◆ **OBJECTIVE**
Using the data beneath, show every line that includes the word "adopted".

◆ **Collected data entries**
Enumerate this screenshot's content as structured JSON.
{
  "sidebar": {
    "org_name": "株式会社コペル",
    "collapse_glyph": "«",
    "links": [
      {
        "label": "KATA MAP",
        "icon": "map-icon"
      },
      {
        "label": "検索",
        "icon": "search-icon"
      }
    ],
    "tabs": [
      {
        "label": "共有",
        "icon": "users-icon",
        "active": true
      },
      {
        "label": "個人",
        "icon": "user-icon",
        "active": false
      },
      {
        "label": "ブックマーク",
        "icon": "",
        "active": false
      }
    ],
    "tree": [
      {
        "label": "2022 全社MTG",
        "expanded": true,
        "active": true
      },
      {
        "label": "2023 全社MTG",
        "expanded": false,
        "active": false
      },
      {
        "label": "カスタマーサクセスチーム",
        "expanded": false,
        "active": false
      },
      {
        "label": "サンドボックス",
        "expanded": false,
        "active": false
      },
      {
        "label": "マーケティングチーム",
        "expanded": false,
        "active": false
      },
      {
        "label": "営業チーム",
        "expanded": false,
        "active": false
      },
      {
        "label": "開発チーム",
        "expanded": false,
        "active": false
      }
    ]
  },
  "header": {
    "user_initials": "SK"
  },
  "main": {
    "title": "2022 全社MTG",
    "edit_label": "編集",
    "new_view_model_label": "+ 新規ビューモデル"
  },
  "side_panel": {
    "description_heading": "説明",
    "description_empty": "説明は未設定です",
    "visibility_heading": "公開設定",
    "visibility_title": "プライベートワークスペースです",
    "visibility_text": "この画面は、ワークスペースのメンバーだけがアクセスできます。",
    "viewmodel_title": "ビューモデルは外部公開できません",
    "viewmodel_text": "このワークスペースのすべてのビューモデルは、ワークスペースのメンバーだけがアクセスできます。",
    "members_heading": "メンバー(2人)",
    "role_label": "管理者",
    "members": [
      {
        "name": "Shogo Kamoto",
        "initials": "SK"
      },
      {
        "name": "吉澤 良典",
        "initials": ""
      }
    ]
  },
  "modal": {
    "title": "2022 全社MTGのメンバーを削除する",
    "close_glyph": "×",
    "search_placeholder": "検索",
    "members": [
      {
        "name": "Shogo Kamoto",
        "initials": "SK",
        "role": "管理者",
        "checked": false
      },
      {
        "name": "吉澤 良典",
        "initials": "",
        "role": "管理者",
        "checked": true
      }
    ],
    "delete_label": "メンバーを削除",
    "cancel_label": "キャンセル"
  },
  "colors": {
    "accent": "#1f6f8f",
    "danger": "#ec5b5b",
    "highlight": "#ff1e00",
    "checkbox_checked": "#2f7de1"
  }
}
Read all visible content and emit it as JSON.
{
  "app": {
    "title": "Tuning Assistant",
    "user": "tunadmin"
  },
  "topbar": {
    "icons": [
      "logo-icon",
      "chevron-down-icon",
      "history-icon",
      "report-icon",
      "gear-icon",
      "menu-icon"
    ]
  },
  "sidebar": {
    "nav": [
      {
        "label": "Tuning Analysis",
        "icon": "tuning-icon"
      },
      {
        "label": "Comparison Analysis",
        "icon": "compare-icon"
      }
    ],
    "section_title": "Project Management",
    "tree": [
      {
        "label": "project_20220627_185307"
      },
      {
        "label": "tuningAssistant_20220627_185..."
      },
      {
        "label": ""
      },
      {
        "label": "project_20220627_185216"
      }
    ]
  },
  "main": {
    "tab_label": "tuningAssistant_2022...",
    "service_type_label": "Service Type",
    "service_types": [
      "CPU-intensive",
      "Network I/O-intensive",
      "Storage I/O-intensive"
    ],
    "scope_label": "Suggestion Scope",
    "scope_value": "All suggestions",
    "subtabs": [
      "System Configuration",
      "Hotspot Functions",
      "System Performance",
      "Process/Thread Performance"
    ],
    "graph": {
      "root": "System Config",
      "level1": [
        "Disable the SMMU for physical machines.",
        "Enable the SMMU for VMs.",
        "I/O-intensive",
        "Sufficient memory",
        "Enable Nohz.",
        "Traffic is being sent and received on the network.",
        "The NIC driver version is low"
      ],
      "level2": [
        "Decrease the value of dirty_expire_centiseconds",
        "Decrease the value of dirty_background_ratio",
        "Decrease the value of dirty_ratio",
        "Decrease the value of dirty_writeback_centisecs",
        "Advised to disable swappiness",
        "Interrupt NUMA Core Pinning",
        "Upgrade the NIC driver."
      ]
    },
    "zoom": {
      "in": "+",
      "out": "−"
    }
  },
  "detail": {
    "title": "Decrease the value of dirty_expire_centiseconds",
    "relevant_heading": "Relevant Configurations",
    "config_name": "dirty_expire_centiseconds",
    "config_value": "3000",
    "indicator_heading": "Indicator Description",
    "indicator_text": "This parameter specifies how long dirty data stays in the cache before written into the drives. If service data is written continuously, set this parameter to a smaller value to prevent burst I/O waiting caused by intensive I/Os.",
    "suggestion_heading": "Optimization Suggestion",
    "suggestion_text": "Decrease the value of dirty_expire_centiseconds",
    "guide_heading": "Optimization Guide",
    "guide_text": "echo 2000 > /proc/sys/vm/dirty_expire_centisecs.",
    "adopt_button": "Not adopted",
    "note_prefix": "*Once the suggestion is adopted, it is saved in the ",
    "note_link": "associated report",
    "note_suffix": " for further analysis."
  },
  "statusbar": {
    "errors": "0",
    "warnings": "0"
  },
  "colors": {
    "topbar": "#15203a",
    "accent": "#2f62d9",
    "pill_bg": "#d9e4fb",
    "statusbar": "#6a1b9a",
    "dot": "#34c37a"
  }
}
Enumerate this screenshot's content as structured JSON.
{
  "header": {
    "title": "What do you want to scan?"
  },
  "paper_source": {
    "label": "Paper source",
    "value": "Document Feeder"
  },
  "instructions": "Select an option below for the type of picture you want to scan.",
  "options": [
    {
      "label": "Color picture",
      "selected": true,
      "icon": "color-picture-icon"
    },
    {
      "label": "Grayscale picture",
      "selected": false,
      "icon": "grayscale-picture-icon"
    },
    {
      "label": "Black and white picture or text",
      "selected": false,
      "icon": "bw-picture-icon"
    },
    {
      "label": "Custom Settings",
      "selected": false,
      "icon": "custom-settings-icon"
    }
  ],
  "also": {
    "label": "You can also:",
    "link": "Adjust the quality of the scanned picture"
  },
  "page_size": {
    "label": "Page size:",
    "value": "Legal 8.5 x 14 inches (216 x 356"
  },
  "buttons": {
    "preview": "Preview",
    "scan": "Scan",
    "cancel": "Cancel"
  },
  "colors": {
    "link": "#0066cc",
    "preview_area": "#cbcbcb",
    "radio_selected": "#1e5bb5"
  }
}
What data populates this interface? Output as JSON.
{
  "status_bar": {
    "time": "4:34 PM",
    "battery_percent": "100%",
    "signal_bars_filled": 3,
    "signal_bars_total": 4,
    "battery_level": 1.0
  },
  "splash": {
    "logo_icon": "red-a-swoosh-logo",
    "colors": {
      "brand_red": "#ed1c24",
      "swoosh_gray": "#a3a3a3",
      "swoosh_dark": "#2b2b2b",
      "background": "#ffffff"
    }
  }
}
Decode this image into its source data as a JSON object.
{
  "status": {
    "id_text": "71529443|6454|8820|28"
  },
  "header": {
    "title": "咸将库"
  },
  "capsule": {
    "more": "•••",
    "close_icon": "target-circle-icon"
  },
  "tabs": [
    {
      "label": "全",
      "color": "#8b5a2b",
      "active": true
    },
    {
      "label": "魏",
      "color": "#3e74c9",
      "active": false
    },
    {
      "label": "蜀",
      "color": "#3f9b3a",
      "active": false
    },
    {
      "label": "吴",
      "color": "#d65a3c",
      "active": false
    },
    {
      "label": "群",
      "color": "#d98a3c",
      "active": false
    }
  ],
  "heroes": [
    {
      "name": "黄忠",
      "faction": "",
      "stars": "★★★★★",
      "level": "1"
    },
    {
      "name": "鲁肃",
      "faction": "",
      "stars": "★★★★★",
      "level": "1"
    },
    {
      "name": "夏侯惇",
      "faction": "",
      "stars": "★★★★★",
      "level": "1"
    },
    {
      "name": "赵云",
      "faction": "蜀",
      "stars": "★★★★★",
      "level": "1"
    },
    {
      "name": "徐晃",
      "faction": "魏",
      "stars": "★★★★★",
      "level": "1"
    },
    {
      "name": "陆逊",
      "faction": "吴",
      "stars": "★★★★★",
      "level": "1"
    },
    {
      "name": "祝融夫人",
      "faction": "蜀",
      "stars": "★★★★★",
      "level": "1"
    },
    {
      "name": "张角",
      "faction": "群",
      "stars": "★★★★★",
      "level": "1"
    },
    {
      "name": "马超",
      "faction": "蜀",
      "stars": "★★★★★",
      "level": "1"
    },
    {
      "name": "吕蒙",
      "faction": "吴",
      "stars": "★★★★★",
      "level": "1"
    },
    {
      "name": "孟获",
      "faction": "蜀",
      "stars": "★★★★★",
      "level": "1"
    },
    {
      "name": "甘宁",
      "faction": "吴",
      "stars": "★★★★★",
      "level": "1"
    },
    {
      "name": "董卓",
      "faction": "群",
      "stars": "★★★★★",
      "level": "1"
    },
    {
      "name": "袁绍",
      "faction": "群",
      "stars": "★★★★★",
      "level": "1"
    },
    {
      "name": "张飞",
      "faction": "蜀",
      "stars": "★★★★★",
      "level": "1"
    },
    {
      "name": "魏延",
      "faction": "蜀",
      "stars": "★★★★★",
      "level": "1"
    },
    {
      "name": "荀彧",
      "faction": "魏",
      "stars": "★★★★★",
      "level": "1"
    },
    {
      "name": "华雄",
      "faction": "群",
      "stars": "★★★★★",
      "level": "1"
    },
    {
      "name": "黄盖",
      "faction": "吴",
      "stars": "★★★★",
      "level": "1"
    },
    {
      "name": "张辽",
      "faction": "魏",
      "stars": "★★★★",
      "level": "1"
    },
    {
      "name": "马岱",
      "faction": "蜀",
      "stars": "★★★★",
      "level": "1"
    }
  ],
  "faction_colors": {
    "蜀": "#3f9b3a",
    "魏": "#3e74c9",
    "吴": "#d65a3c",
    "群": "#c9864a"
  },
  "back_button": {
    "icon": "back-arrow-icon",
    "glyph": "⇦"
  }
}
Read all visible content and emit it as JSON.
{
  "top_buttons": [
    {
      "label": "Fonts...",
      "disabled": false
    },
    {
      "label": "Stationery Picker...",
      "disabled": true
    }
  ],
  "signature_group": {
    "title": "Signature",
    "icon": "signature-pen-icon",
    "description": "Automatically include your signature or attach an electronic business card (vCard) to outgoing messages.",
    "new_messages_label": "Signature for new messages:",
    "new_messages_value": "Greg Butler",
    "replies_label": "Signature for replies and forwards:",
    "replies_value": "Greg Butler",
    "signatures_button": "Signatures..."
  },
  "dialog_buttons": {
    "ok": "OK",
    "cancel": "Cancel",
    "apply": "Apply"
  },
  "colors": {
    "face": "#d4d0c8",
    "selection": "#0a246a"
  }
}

◆ **FULL OUTPUT**
    "adopt_button": "Not adopted",
    "note_prefix": "*Once the suggestion is adopted, it is saved in the ",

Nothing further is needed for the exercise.